**Requirements**
• A. Reproduce a section of the Rust references and pointers text word for word: everything from "References are non-nullable." down to "of the time.".
• B. Under the heading "Pointers" in the Rust references and pointers text, each paragraph begins by naming one characteristic of pointers. List those characteristics.

**Provided text**
**********

References are non-nullable. Nullability can be added explicitly where necessary by using the Option<T> type, for example Option<&'a i32>.
References are ergonomic. Rust’s syntax and libraries are optimized for using references most of the time.
References are idiomatic. Rust programmers prefer to use references in their code as much as possible.

Pointers

Pointers are unsafe. They don’t carry lifetime information. For example, a non-mutable pointer to a 32-bit integer is simply written *const i32. The borrow checker cannot verify that pointers are used in a memory-safe way.
Pointers are nullable. To express a non-null constraint one must add an annotation.
Pointers lead to non-ergonomic code. For example, verbose casts are required to convert between references and pointers. To convert a pointer x to a reference one must write unsafe {&*x}.
Pointers are non-idiomatic. Rust programmers avoid using pointers.

C++/Rust interoperability without lifetime annotations in C++

Let’s say we want to call the following C++ function from Rust:

// C++:
const int& smaller(const int& x, const int& y);

This function signature does not explain the lifetime contract. A tool that generates C++/Rust bindings based on C++ headers (for example, bindgen) has no choice but to declare smaller() using unsafe pointers that don’t have a Rust lifetime:

// Rust bindings (automatically generated):
extern "C" {
  pub fn smaller(x: *const i32, y: *const i32) -> *const i32;
}

Rust code can now call smaller(), but callers must use unsafe pointers:

// Rust caller of C++ `smaller()` function that does not have lifetime annotations:
fn user() {
  let x = 10;
  let y = 5;
  let m = unsafe { smaller(&x, &y) };
  println!("smaller({x}, {y}) is {}", unsafe{*m});
}

C++/Rust interoperability with lifetime annotations in C++

Now let’s annotate smaller() with lifetimes on the C++ side:

// C++:
const int& $a smaller(const int& $a x, const int& $a y);

Equipped with this machine-readable lifetime information, a tool that generates C++/Rust bindings can define a safe Rust wrapper. This wrapper exposes safe Rust references and describes the lifetime contract of smaller() to the Rust borrow checker:

// Rust bindings (automatically generated):
pub fn smaller<'a>(x: &'a i32, y: &'a i32) -> &'a i32 {
  // Glue code to call C++ function through foreign-function interface omitted.

**********

**Dataset excerpts**
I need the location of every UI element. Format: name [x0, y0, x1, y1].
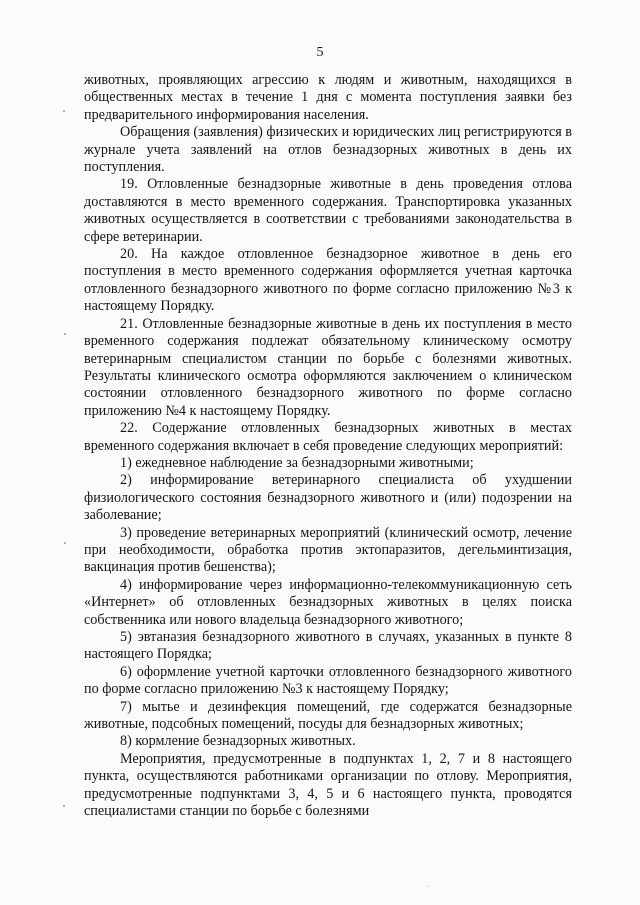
paragraphs-before: [84, 72, 572, 455]
list-item: 1) ежедневное наблюдение за безнадзорными животными;: [120, 454, 474, 471]
list-item: 8) кормление безнадзорных животных.: [120, 733, 356, 750]
scan-speck: [428, 886, 429, 887]
page-number: 5: [316, 45, 324, 60]
paragraph: Мероприятия, предусмотренные в подпунктах 1, 2, 7 и 8 настоящего пункта, осуществляются работниками организации по отлову. Мероприятия, предусмотренные подпунктами 3, 4, 5 и 6 настоящего пункта, проводятся специалистами станции по борьбе с болезнями: [84, 750, 572, 820]
document-body: [84, 72, 572, 820]
list-item: 5) эвтаназия безнадзорного животного в случаях, указанных в пункте 8 настоящего Порядка;: [84, 629, 572, 663]
scan-speck: [64, 333, 66, 335]
paragraph: 22. Содержание отловленных безнадзорных животных в местах временного содержания включает в себя проведение следующих мероприятий:: [84, 420, 572, 454]
paragraph: Обращения (заявления) физических и юридических лиц регистрируются в журнале учета заявлений на отлов безнадзорных животных в день их поступления.: [84, 124, 572, 176]
paragraph: 21. Отловленные безнадзорные животные в день их поступления в место временного содержания подлежат обязательному клиническому осмотру ветеринарным специалистом станции по борьбе с болезнями животных. Результаты клинического осмотра оформляются заключением о клиническом состоянии отловленного безнадзорного животного по форме согласно приложению №4 к настоящему Порядку.: [84, 315, 572, 419]
scan-speck: [63, 805, 65, 807]
scan-speck: [63, 110, 65, 112]
paragraph: животных, проявляющих агрессию к людям и животным, находящихся в общественных местах в течение 1 дня с момента поступления заявки без предварительного информирования населения.: [84, 72, 572, 123]
list-item: 4) информирование через информационно-телекоммуникационную сеть «Интернет» об отловленных безнадзорных животных в целях поиска собственника или нового владельца безнадзорного животного;: [84, 576, 572, 628]
paragraph: 19. Отловленные безнадзорные животные в день проведения отлова доставляются в место временного содержания. Транспортировка указанных животных осуществляется в соответствии с требованиями законодательства в сфере ветеринарии.: [84, 176, 572, 245]
list-item: 2) информирование ветеринарного специалиста об ухудшении физиологического состояния безнадзорного животного и (или) подозрении на заболевание;: [84, 472, 572, 524]
scan-speck: [64, 542, 66, 544]
paragraphs-after: [84, 751, 572, 821]
list-item: 3) проведение ветеринарных мероприятий (клинический осмотр, лечение при необходимости, обработка против эктопаразитов, дегельминтизация, вакцинация против бешенства);: [84, 524, 572, 576]
paragraph: 20. На каждое отловленное безнадзорное животное в день его поступления в место временного содержания оформляется учетная карточка отловленного безнадзорного животного по форме согласно приложению №3 к настоящему Порядку.: [84, 246, 572, 315]
measures-list: [84, 455, 572, 751]
list-item: 6) оформление учетной карточки отловленного безнадзорного животного по форме согласно приложению №3 к настоящему Порядку;: [84, 663, 572, 698]
list-item: 7) мытье и дезинфекция помещений, где содержатся безнадзорные животные, подсобных помещений, посуды для безнадзорных животных;: [84, 698, 572, 733]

**********

**Solution set**
• A.
References are non-nullable. Nullability can be added explicitly where necessary by using the Option<T> type, for example Option<&'a i32>.
References are ergonomic. Rust’s syntax and libraries are optimized for using references most of the time.

• B.
- Unsafe
- Nullable
- Lead to non-ergonomic code
- Non-idiomatic